__Task to complete__
Find the lines holding the word "Performance" and collect them.

(Some records)
--------
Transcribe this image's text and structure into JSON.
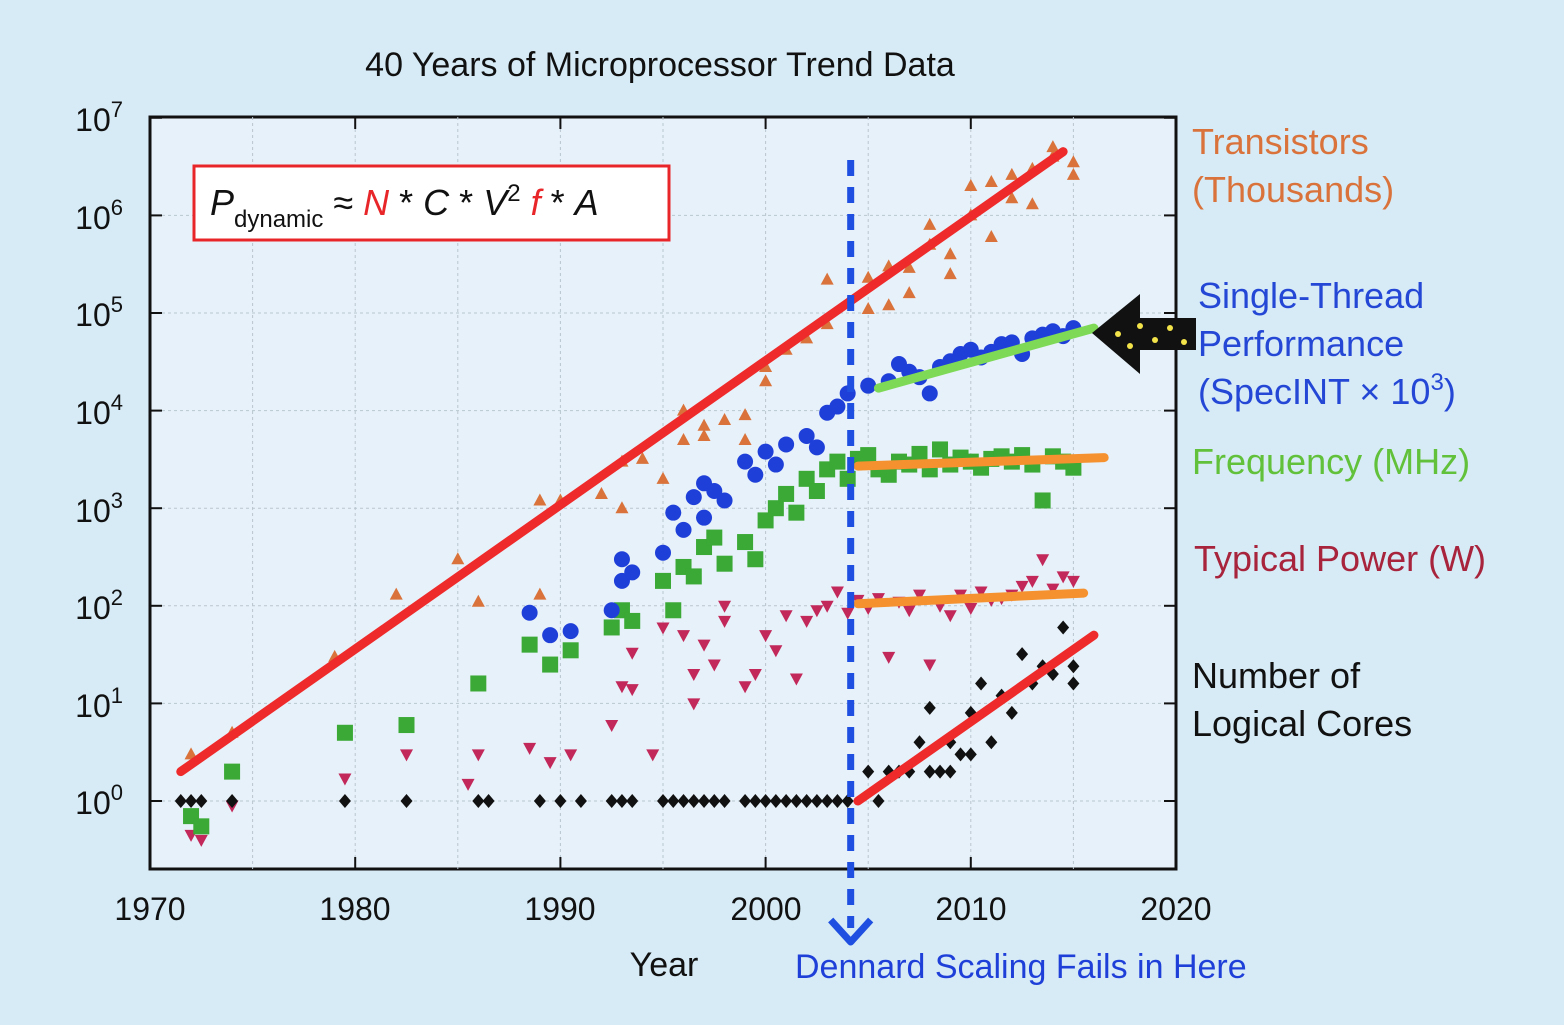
{
  "chart_data": {
    "type": "scatter",
    "title": "40 Years of Microprocessor Trend Data",
    "xlabel": "Year",
    "ylabel": "",
    "xlim": [
      1970,
      2020
    ],
    "ylim": [
      0.3,
      10000000
    ],
    "yscale": "log",
    "grid": true,
    "x_ticks": [
      "1970",
      "1980",
      "1990",
      "2000",
      "2010",
      "2020"
    ],
    "y_ticks": [
      {
        "base": "10",
        "exp": "0",
        "value": 1
      },
      {
        "base": "10",
        "exp": "1",
        "value": 10
      },
      {
        "base": "10",
        "exp": "2",
        "value": 100
      },
      {
        "base": "10",
        "exp": "3",
        "value": 1000
      },
      {
        "base": "10",
        "exp": "4",
        "value": 10000
      },
      {
        "base": "10",
        "exp": "5",
        "value": 100000
      },
      {
        "base": "10",
        "exp": "6",
        "value": 1000000
      },
      {
        "base": "10",
        "exp": "7",
        "value": 10000000
      }
    ],
    "formula": {
      "p": "P",
      "sub": "dynamic",
      "approx": " ≈ ",
      "n": "N",
      "star1": " * ",
      "c": "C",
      "star2": " * ",
      "v": "V",
      "sup": "2",
      "f": " f",
      "star3": " * ",
      "a": "A"
    },
    "series_labels": {
      "transistors": [
        "Transistors",
        "(Thousands)"
      ],
      "single_thread": [
        "Single-Thread",
        "Performance",
        "(SpecINT × 10",
        "3",
        ")"
      ],
      "frequency": [
        "Frequency (MHz)"
      ],
      "power": [
        "Typical Power (W)"
      ],
      "cores": [
        "Number of",
        "Logical Cores"
      ]
    },
    "annotation": "Dennard Scaling Fails in Here",
    "dennard_year": 2004,
    "colors": {
      "transistors": "#d9733b",
      "single_thread": "#1f3fd9",
      "frequency": "#3aa935",
      "power": "#c2285a",
      "cores": "#111111",
      "trend_red": "#ee2a2a",
      "trend_green": "#7ed957",
      "trend_orange": "#f5922f",
      "dennard": "#1f4fe0",
      "transistors_label": "#d9733b",
      "single_thread_label": "#2547d6",
      "frequency_label": "#62c13a",
      "power_label": "#a8233c",
      "cores_label": "#111111",
      "annotation_label": "#1f3fd9"
    },
    "series": [
      {
        "name": "Transistors (Thousands)",
        "marker": "triangle-up",
        "points": [
          [
            1972,
            3
          ],
          [
            1974,
            5
          ],
          [
            1979,
            30
          ],
          [
            1982,
            130
          ],
          [
            1985,
            300
          ],
          [
            1986,
            110
          ],
          [
            1989,
            130
          ],
          [
            1989,
            1200
          ],
          [
            1990,
            1200
          ],
          [
            1992,
            1400
          ],
          [
            1993,
            1000
          ],
          [
            1993,
            3000
          ],
          [
            1994,
            3200
          ],
          [
            1995,
            2000
          ],
          [
            1996,
            5000
          ],
          [
            1996,
            10000
          ],
          [
            1997,
            7000
          ],
          [
            1997,
            5500
          ],
          [
            1998,
            8000
          ],
          [
            1999,
            9000
          ],
          [
            1999,
            5000
          ],
          [
            2000,
            20000
          ],
          [
            2000,
            28000
          ],
          [
            2001,
            42000
          ],
          [
            2002,
            55000
          ],
          [
            2003,
            77000
          ],
          [
            2003,
            220000
          ],
          [
            2004,
            125000
          ],
          [
            2005,
            230000
          ],
          [
            2005,
            110000
          ],
          [
            2006,
            300000
          ],
          [
            2006,
            120000
          ],
          [
            2007,
            160000
          ],
          [
            2007,
            290000
          ],
          [
            2008,
            500000
          ],
          [
            2008,
            800000
          ],
          [
            2009,
            400000
          ],
          [
            2009,
            250000
          ],
          [
            2010,
            1000000
          ],
          [
            2010,
            2000000
          ],
          [
            2011,
            600000
          ],
          [
            2011,
            2200000
          ],
          [
            2012,
            1500000
          ],
          [
            2012,
            2600000
          ],
          [
            2013,
            1300000
          ],
          [
            2013,
            3000000
          ],
          [
            2014,
            5000000
          ],
          [
            2014,
            4000000
          ],
          [
            2015,
            3500000
          ],
          [
            2015,
            2600000
          ]
        ]
      },
      {
        "name": "Single-Thread Performance (SpecINT x 10^3)",
        "marker": "circle",
        "points": [
          [
            1988.5,
            85
          ],
          [
            1989.5,
            50
          ],
          [
            1990.5,
            55
          ],
          [
            1992.5,
            90
          ],
          [
            1993,
            300
          ],
          [
            1993,
            180
          ],
          [
            1993.5,
            220
          ],
          [
            1995,
            350
          ],
          [
            1995.5,
            900
          ],
          [
            1996,
            600
          ],
          [
            1996.5,
            1300
          ],
          [
            1997,
            1800
          ],
          [
            1997,
            800
          ],
          [
            1997.5,
            1500
          ],
          [
            1998,
            1200
          ],
          [
            1999,
            3000
          ],
          [
            1999.5,
            2200
          ],
          [
            2000,
            3800
          ],
          [
            2000.5,
            2800
          ],
          [
            2001,
            4500
          ],
          [
            2002,
            5500
          ],
          [
            2002.5,
            4200
          ],
          [
            2003,
            9500
          ],
          [
            2003.5,
            11000
          ],
          [
            2004,
            15000
          ],
          [
            2005,
            18000
          ],
          [
            2006,
            20000
          ],
          [
            2006.5,
            30000
          ],
          [
            2007,
            25000
          ],
          [
            2007.5,
            22000
          ],
          [
            2008,
            15000
          ],
          [
            2008.5,
            28000
          ],
          [
            2009,
            32000
          ],
          [
            2009.5,
            38000
          ],
          [
            2010,
            42000
          ],
          [
            2010.5,
            35000
          ],
          [
            2011,
            40000
          ],
          [
            2011.5,
            48000
          ],
          [
            2012,
            50000
          ],
          [
            2012.5,
            38000
          ],
          [
            2013,
            55000
          ],
          [
            2013.5,
            60000
          ],
          [
            2014,
            65000
          ],
          [
            2014.5,
            58000
          ],
          [
            2015,
            70000
          ]
        ]
      },
      {
        "name": "Frequency (MHz)",
        "marker": "square",
        "points": [
          [
            1972,
            0.7
          ],
          [
            1972.5,
            0.55
          ],
          [
            1974,
            2
          ],
          [
            1979.5,
            5
          ],
          [
            1982.5,
            6
          ],
          [
            1986,
            16
          ],
          [
            1988.5,
            40
          ],
          [
            1989.5,
            25
          ],
          [
            1990.5,
            35
          ],
          [
            1992.5,
            60
          ],
          [
            1993,
            90
          ],
          [
            1993.5,
            70
          ],
          [
            1995,
            180
          ],
          [
            1995.5,
            90
          ],
          [
            1996,
            250
          ],
          [
            1996.5,
            200
          ],
          [
            1997,
            400
          ],
          [
            1997.5,
            500
          ],
          [
            1998,
            270
          ],
          [
            1999,
            450
          ],
          [
            1999.5,
            300
          ],
          [
            2000,
            750
          ],
          [
            2000.5,
            1000
          ],
          [
            2001,
            1400
          ],
          [
            2001.5,
            900
          ],
          [
            2002,
            2000
          ],
          [
            2002.5,
            1500
          ],
          [
            2003,
            2500
          ],
          [
            2003.5,
            3000
          ],
          [
            2004,
            2000
          ],
          [
            2004.5,
            3200
          ],
          [
            2005,
            3500
          ],
          [
            2005.5,
            2500
          ],
          [
            2006,
            2200
          ],
          [
            2006.5,
            3000
          ],
          [
            2007,
            2800
          ],
          [
            2007.5,
            3600
          ],
          [
            2008,
            2500
          ],
          [
            2008.5,
            4000
          ],
          [
            2009,
            2800
          ],
          [
            2009.5,
            3300
          ],
          [
            2010,
            3000
          ],
          [
            2010.5,
            2600
          ],
          [
            2011,
            3200
          ],
          [
            2011.5,
            3400
          ],
          [
            2012,
            3000
          ],
          [
            2012.5,
            3500
          ],
          [
            2013,
            2800
          ],
          [
            2013.5,
            1200
          ],
          [
            2014,
            3400
          ],
          [
            2014.5,
            3000
          ],
          [
            2015,
            2600
          ]
        ]
      },
      {
        "name": "Typical Power (W)",
        "marker": "triangle-down",
        "points": [
          [
            1972,
            0.45
          ],
          [
            1972.5,
            0.4
          ],
          [
            1974,
            0.9
          ],
          [
            1979.5,
            1.7
          ],
          [
            1982.5,
            3
          ],
          [
            1985.5,
            1.5
          ],
          [
            1986,
            3
          ],
          [
            1988.5,
            3.5
          ],
          [
            1989.5,
            2.5
          ],
          [
            1990.5,
            3
          ],
          [
            1992.5,
            6
          ],
          [
            1993,
            15
          ],
          [
            1993.5,
            14
          ],
          [
            1993.5,
            33
          ],
          [
            1994.5,
            3
          ],
          [
            1995,
            60
          ],
          [
            1996,
            50
          ],
          [
            1996.5,
            10
          ],
          [
            1996.5,
            20
          ],
          [
            1997,
            40
          ],
          [
            1997.5,
            25
          ],
          [
            1998,
            70
          ],
          [
            1998,
            100
          ],
          [
            1999,
            15
          ],
          [
            1999.5,
            20
          ],
          [
            2000,
            50
          ],
          [
            2000.5,
            35
          ],
          [
            2001,
            80
          ],
          [
            2001.5,
            18
          ],
          [
            2002,
            70
          ],
          [
            2002.5,
            90
          ],
          [
            2003,
            100
          ],
          [
            2003.5,
            140
          ],
          [
            2004,
            85
          ],
          [
            2004.5,
            115
          ],
          [
            2005,
            95
          ],
          [
            2005.5,
            120
          ],
          [
            2006,
            30
          ],
          [
            2006.5,
            110
          ],
          [
            2007,
            90
          ],
          [
            2007.5,
            130
          ],
          [
            2008,
            25
          ],
          [
            2008.5,
            100
          ],
          [
            2009,
            80
          ],
          [
            2009.5,
            130
          ],
          [
            2010,
            95
          ],
          [
            2010.5,
            140
          ],
          [
            2011,
            115
          ],
          [
            2011.5,
            120
          ],
          [
            2012,
            130
          ],
          [
            2012.5,
            160
          ],
          [
            2013,
            180
          ],
          [
            2013.5,
            300
          ],
          [
            2014,
            150
          ],
          [
            2014.5,
            200
          ],
          [
            2015,
            180
          ]
        ]
      },
      {
        "name": "Number of Logical Cores",
        "marker": "diamond",
        "points": [
          [
            1971.5,
            1
          ],
          [
            1972,
            1
          ],
          [
            1972.5,
            1
          ],
          [
            1974,
            1
          ],
          [
            1979.5,
            1
          ],
          [
            1982.5,
            1
          ],
          [
            1986,
            1
          ],
          [
            1986.5,
            1
          ],
          [
            1989,
            1
          ],
          [
            1990,
            1
          ],
          [
            1991,
            1
          ],
          [
            1992.5,
            1
          ],
          [
            1993,
            1
          ],
          [
            1993.5,
            1
          ],
          [
            1995,
            1
          ],
          [
            1995.5,
            1
          ],
          [
            1996,
            1
          ],
          [
            1996.5,
            1
          ],
          [
            1997,
            1
          ],
          [
            1997.5,
            1
          ],
          [
            1998,
            1
          ],
          [
            1999,
            1
          ],
          [
            1999.5,
            1
          ],
          [
            2000,
            1
          ],
          [
            2000.5,
            1
          ],
          [
            2001,
            1
          ],
          [
            2001.5,
            1
          ],
          [
            2002,
            1
          ],
          [
            2002.5,
            1
          ],
          [
            2003,
            1
          ],
          [
            2003.5,
            1
          ],
          [
            2004,
            1
          ],
          [
            2005,
            2
          ],
          [
            2005.5,
            1
          ],
          [
            2006,
            2
          ],
          [
            2006.5,
            2
          ],
          [
            2007,
            2
          ],
          [
            2007.5,
            4
          ],
          [
            2008,
            2
          ],
          [
            2008,
            9
          ],
          [
            2008.5,
            2
          ],
          [
            2009,
            2
          ],
          [
            2009,
            4
          ],
          [
            2009.5,
            3
          ],
          [
            2010,
            3
          ],
          [
            2010,
            8
          ],
          [
            2010.5,
            16
          ],
          [
            2011,
            4
          ],
          [
            2011.5,
            12
          ],
          [
            2012,
            8
          ],
          [
            2012.5,
            32
          ],
          [
            2013,
            16
          ],
          [
            2013.5,
            24
          ],
          [
            2014,
            20
          ],
          [
            2014.5,
            60
          ],
          [
            2015,
            24
          ],
          [
            2015,
            16
          ]
        ]
      }
    ],
    "trend_lines": [
      {
        "name": "transistor-trend-line",
        "color_key": "trend_red",
        "from": [
          1971.5,
          2
        ],
        "to": [
          2014.5,
          4500000
        ]
      },
      {
        "name": "single-thread-trend-line",
        "color_key": "trend_green",
        "from": [
          2005.5,
          17000
        ],
        "to": [
          2016,
          70000
        ]
      },
      {
        "name": "frequency-trend-line",
        "color_key": "trend_orange",
        "from": [
          2004.5,
          2700
        ],
        "to": [
          2016.5,
          3300
        ]
      },
      {
        "name": "power-trend-line",
        "color_key": "trend_orange",
        "from": [
          2004.5,
          105
        ],
        "to": [
          2015.5,
          135
        ]
      },
      {
        "name": "cores-trend-line",
        "color_key": "trend_red",
        "from": [
          2004.5,
          1
        ],
        "to": [
          2016,
          50
        ]
      }
    ]
  }
}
--------
__Result below__
        "Performance",
        "name": "Single-Thread Performance (SpecINT x 10^3)",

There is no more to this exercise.